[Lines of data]
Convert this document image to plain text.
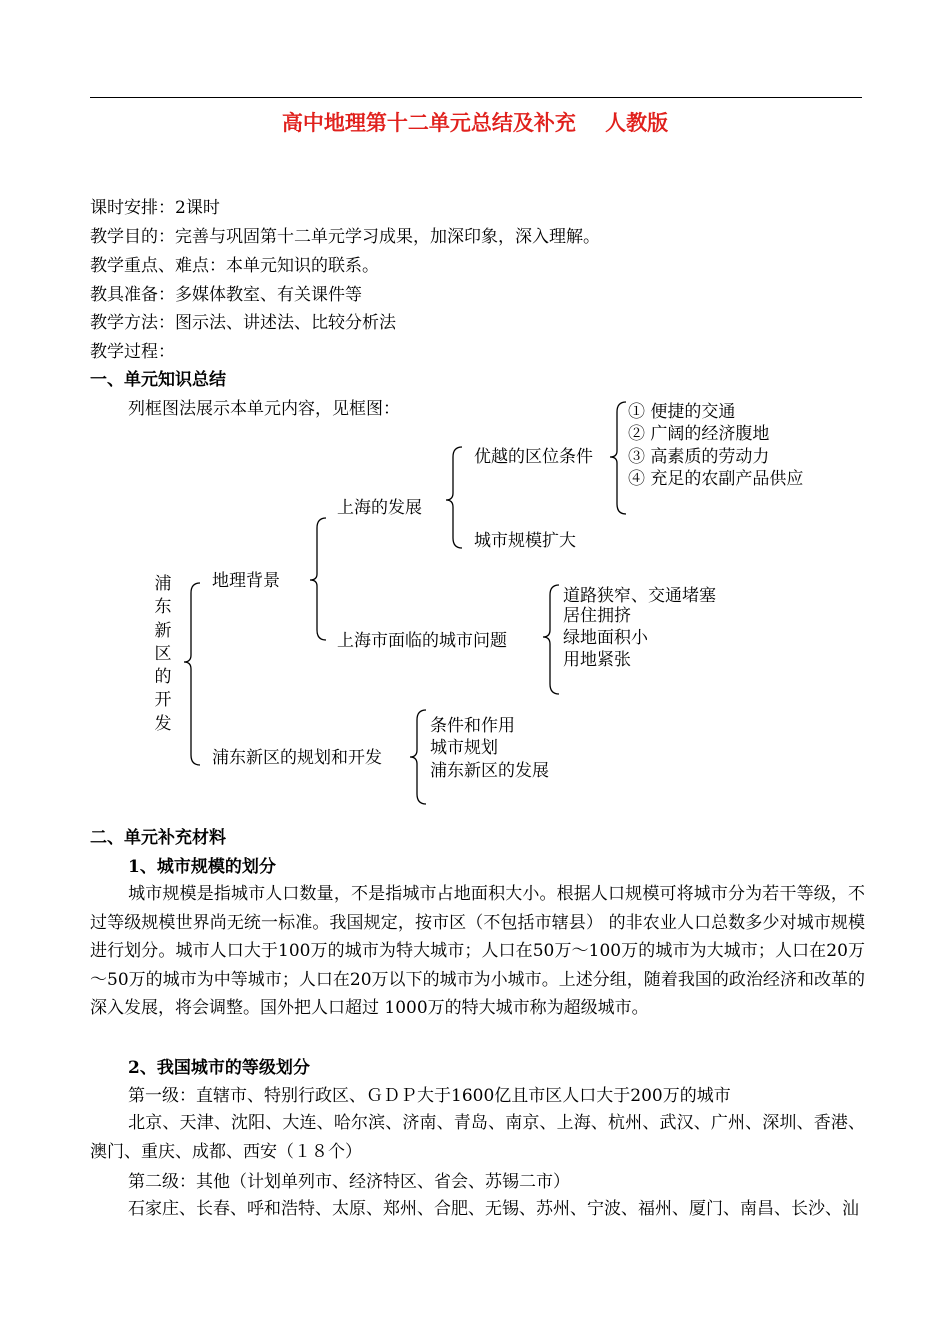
高中地理第十二单元总结及补充    人教版
课时安排：2课时
教学目的：完善与巩固第十二单元学习成果，加深印象，深入理解。
教学重点、难点：本单元知识的联系。
教具准备：多媒体教室、有关课件等
教学方法：图示法、讲述法、比较分析法
教学过程：
一、单元知识总结
列框图法展示本单元内容，见框图：
浦
东
新
区
的
开
发
地理背景
上海的发展
优越的区位条件
① 便捷的交通
② 广阔的经济腹地
③ 高素质的劳动力
④ 充足的农副产品供应
城市规模扩大
上海市面临的城市问题
道路狭窄、交通堵塞
居住拥挤
绿地面积小
用地紧张
浦东新区的规划和开发
条件和作用
城市规划
浦东新区的发展
二、单元补充材料
1、城市规模的划分
城市规模是指城市人口数量，不是指城市占地面积大小。根据人口规模可将城市分为若干等级，不过等级规模世界尚无统一标准。我国规定，按市区（不包括市辖县） 的非农业人口总数多少对城市规模进行划分。城市人口大于100万的城市为特大城市；人口在50万～100万的城市为大城市；人口在20万～50万的城市为中等城市；人口在20万以下的城市为小城市。上述分组，随着我国的政治经济和改革的深入发展，将会调整。国外把人口超过 1000万的特大城市称为超级城市。
2、我国城市的等级划分
第一级：直辖市、特别行政区、ＧＤＰ大于1600亿且市区人口大于200万的城市
北京、天津、沈阳、大连、哈尔滨、济南、青岛、南京、上海、杭州、武汉、广州、深圳、香港、澳门、重庆、成都、西安（１８个）
第二级：其他（计划单列市、经济特区、省会、苏锡二市）
石家庄、长春、呼和浩特、太原、郑州、合肥、无锡、苏州、宁波、福州、厦门、南昌、长沙、汕
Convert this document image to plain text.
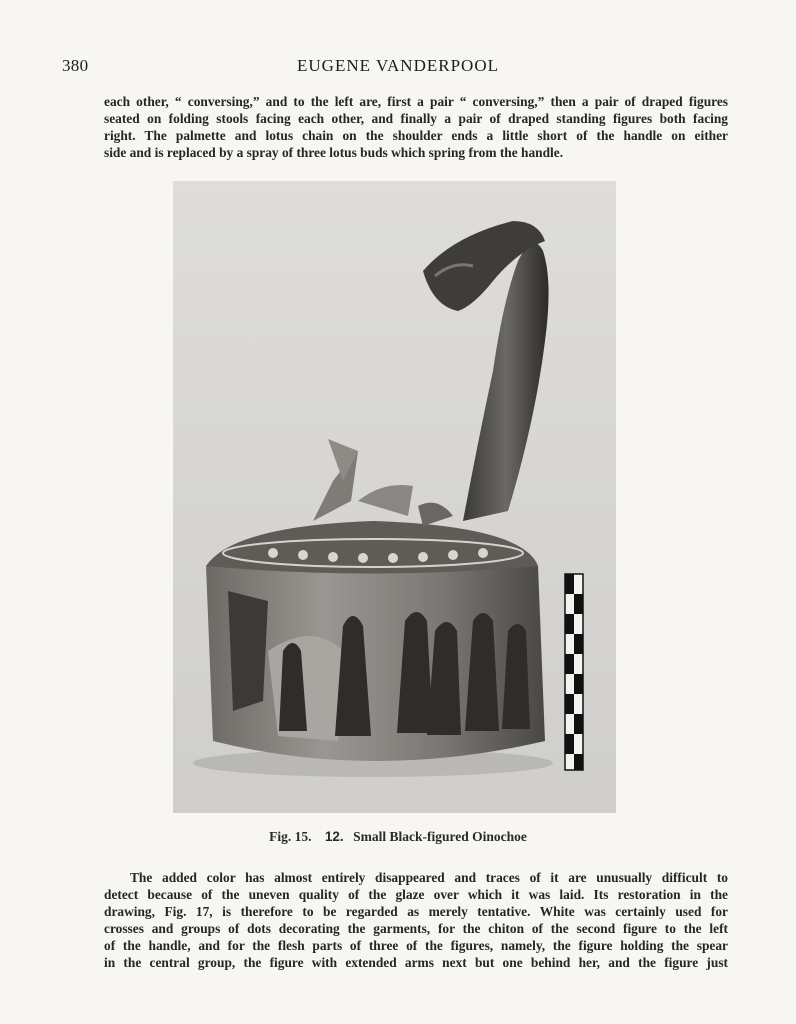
380	EUGENE VANDERPOOL
each other, “ conversing,” and to the left are, first a pair “ conversing,” then a pair of draped figures
seated on folding stools facing each other, and finally a pair of draped standing figures both facing
right. The palmette and lotus chain on the shoulder ends a little short of the handle on either
side and is replaced by a spray of three lotus buds which spring from the handle.
Fig. 15. 12. Small Black-figured Oinochoe
The added color has almost entirely disappeared and traces of it are unusually difficult to
detect because of the uneven quality of the glaze over which it was laid. Its restoration in the
drawing, Fig. 17, is therefore to be regarded as merely tentative. White was certainly used for
crosses and groups of dots decorating the garments, for the chiton of the second figure to the left
of the handle, and for the flesh parts of three of the figures, namely, the figure holding the spear
in the central group, the figure with extended arms next but one behind her, and the figure just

◆ **Description of the task**:
Every line of text is to be repeated exactly; pictures are left out.

◆ **Task solution**:
Convert this document image to plain text.
高中地理第十二单元总结及补充    人教版
课时安排：2课时
教学目的：完善与巩固第十二单元学习成果，加深印象，深入理解。
教学重点、难点：本单元知识的联系。
教具准备：多媒体教室、有关课件等
教学方法：图示法、讲述法、比较分析法
教学过程：
一、单元知识总结
列框图法展示本单元内容，见框图：
浦
东
新
区
的
开
发
地理背景
上海的发展
优越的区位条件
① 便捷的交通
② 广阔的经济腹地
③ 高素质的劳动力
④ 充足的农副产品供应
城市规模扩大
上海市面临的城市问题
道路狭窄、交通堵塞
居住拥挤
绿地面积小
用地紧张
浦东新区的规划和开发
条件和作用
城市规划
浦东新区的发展
二、单元补充材料
1、城市规模的划分
城市规模是指城市人口数量，不是指城市占地面积大小。根据人口规模可将城市分为若干等级，不过等级规模世界尚无统一标准。我国规定，按市区（不包括市辖县） 的非农业人口总数多少对城市规模进行划分。城市人口大于100万的城市为特大城市；人口在50万～100万的城市为大城市；人口在20万～50万的城市为中等城市；人口在20万以下的城市为小城市。上述分组，随着我国的政治经济和改革的深入发展，将会调整。国外把人口超过 1000万的特大城市称为超级城市。
2、我国城市的等级划分
第一级：直辖市、特别行政区、ＧＤＰ大于1600亿且市区人口大于200万的城市
北京、天津、沈阳、大连、哈尔滨、济南、青岛、南京、上海、杭州、武汉、广州、深圳、香港、澳门、重庆、成都、西安（１８个）
第二级：其他（计划单列市、经济特区、省会、苏锡二市）
石家庄、长春、呼和浩特、太原、郑州、合肥、无锡、苏州、宁波、福州、厦门、南昌、长沙、汕
Convert this document image to plain text.
380	EUGENE VANDERPOOL
each other, “ conversing,” and to the left are, first a pair “ conversing,” then a pair of draped figures
seated on folding stools facing each other, and finally a pair of draped standing figures both facing
right. The palmette and lotus chain on the shoulder ends a little short of the handle on either
side and is replaced by a spray of three lotus buds which spring from the handle.
Fig. 15. 12. Small Black-figured Oinochoe
The added color has almost entirely disappeared and traces of it are unusually difficult to
detect because of the uneven quality of the glaze over which it was laid. Its restoration in the
drawing, Fig. 17, is therefore to be regarded as merely tentative. White was certainly used for
crosses and groups of dots decorating the garments, for the chiton of the second figure to the left
of the handle, and for the flesh parts of three of the figures, namely, the figure holding the spear
in the central group, the figure with extended arms next but one behind her, and the figure just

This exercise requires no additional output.